What is needed |
Extract the full listing verbatim and drop any pictures from your copy.

The data |
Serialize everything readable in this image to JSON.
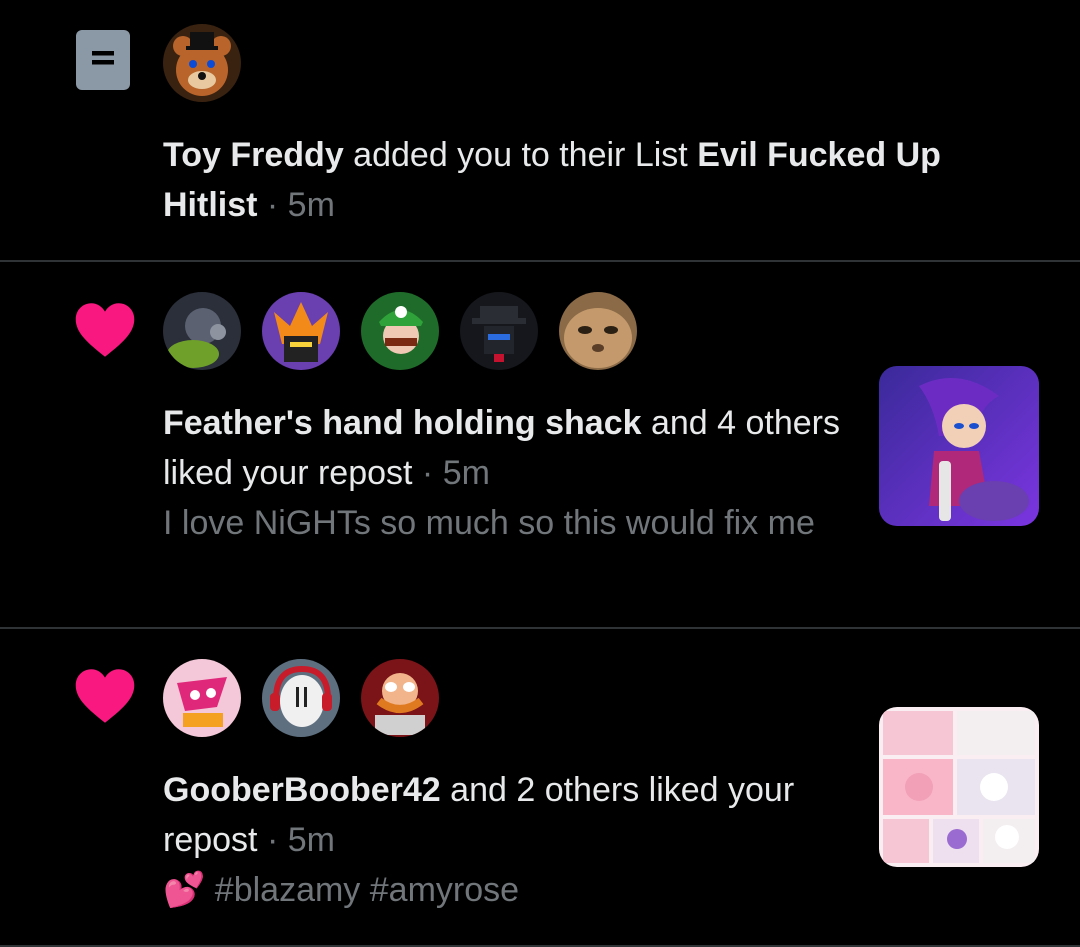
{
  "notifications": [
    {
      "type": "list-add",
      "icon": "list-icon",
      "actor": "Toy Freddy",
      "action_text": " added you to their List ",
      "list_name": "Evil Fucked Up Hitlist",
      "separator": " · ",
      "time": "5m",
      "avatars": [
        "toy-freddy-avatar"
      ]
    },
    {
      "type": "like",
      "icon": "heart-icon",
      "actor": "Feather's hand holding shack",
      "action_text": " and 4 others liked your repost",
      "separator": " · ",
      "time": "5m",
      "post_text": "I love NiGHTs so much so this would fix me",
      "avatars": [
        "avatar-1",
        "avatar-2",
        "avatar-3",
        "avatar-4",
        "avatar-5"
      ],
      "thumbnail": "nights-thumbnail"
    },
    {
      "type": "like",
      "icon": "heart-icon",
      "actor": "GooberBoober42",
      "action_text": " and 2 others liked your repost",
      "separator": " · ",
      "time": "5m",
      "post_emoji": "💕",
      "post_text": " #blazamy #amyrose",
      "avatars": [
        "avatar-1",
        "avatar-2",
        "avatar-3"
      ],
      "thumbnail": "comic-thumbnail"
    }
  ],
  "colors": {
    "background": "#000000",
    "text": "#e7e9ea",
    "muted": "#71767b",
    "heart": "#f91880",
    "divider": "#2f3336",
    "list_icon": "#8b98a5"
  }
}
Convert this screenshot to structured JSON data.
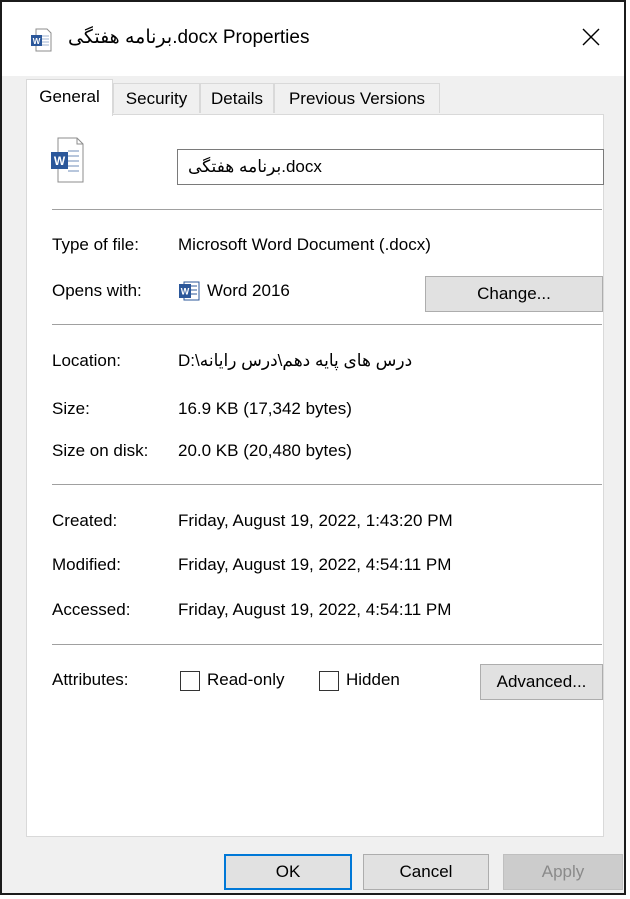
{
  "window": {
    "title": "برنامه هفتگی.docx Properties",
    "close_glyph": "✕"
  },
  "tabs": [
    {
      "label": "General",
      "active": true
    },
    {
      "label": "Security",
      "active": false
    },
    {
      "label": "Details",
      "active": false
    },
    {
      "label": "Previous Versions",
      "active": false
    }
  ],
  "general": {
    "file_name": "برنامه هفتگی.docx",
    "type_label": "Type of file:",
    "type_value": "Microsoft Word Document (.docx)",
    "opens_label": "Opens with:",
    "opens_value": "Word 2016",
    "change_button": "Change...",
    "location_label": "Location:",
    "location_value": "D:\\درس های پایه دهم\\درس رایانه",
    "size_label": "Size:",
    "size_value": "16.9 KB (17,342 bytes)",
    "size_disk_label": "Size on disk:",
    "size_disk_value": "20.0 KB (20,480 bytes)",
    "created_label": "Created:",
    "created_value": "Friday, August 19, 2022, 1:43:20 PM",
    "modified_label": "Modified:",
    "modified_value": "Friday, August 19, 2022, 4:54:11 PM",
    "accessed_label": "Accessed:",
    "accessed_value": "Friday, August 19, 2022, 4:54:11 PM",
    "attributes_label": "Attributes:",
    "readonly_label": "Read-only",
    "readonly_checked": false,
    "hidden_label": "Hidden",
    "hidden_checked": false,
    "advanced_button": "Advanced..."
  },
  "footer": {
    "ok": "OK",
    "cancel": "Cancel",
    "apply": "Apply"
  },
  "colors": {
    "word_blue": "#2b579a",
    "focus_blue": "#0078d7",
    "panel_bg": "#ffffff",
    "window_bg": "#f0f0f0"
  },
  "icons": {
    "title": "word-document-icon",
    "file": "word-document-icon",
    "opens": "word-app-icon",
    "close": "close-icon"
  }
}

Solution to the exercise |
Serialize everything readable in this image to JSON.
{
  "notifications": [
    {
      "type": "list-add",
      "icon": "list-icon",
      "actor": "Toy Freddy",
      "action_text": " added you to their List ",
      "list_name": "Evil Fucked Up Hitlist",
      "separator": " · ",
      "time": "5m",
      "avatars": [
        "toy-freddy-avatar"
      ]
    },
    {
      "type": "like",
      "icon": "heart-icon",
      "actor": "Feather's hand holding shack",
      "action_text": " and 4 others liked your repost",
      "separator": " · ",
      "time": "5m",
      "post_text": "I love NiGHTs so much so this would fix me",
      "avatars": [
        "avatar-1",
        "avatar-2",
        "avatar-3",
        "avatar-4",
        "avatar-5"
      ],
      "thumbnail": "nights-thumbnail"
    },
    {
      "type": "like",
      "icon": "heart-icon",
      "actor": "GooberBoober42",
      "action_text": " and 2 others liked your repost",
      "separator": " · ",
      "time": "5m",
      "post_emoji": "💕",
      "post_text": " #blazamy #amyrose",
      "avatars": [
        "avatar-1",
        "avatar-2",
        "avatar-3"
      ],
      "thumbnail": "comic-thumbnail"
    }
  ],
  "colors": {
    "background": "#000000",
    "text": "#e7e9ea",
    "muted": "#71767b",
    "heart": "#f91880",
    "divider": "#2f3336",
    "list_icon": "#8b98a5"
  }
}
Convert this screenshot to structured JSON data.
{
  "window": {
    "title": "برنامه هفتگی.docx Properties",
    "close_glyph": "✕"
  },
  "tabs": [
    {
      "label": "General",
      "active": true
    },
    {
      "label": "Security",
      "active": false
    },
    {
      "label": "Details",
      "active": false
    },
    {
      "label": "Previous Versions",
      "active": false
    }
  ],
  "general": {
    "file_name": "برنامه هفتگی.docx",
    "type_label": "Type of file:",
    "type_value": "Microsoft Word Document (.docx)",
    "opens_label": "Opens with:",
    "opens_value": "Word 2016",
    "change_button": "Change...",
    "location_label": "Location:",
    "location_value": "D:\\درس های پایه دهم\\درس رایانه",
    "size_label": "Size:",
    "size_value": "16.9 KB (17,342 bytes)",
    "size_disk_label": "Size on disk:",
    "size_disk_value": "20.0 KB (20,480 bytes)",
    "created_label": "Created:",
    "created_value": "Friday, August 19, 2022, 1:43:20 PM",
    "modified_label": "Modified:",
    "modified_value": "Friday, August 19, 2022, 4:54:11 PM",
    "accessed_label": "Accessed:",
    "accessed_value": "Friday, August 19, 2022, 4:54:11 PM",
    "attributes_label": "Attributes:",
    "readonly_label": "Read-only",
    "readonly_checked": false,
    "hidden_label": "Hidden",
    "hidden_checked": false,
    "advanced_button": "Advanced..."
  },
  "footer": {
    "ok": "OK",
    "cancel": "Cancel",
    "apply": "Apply"
  },
  "colors": {
    "word_blue": "#2b579a",
    "focus_blue": "#0078d7",
    "panel_bg": "#ffffff",
    "window_bg": "#f0f0f0"
  },
  "icons": {
    "title": "word-document-icon",
    "file": "word-document-icon",
    "opens": "word-app-icon",
    "close": "close-icon"
  }
}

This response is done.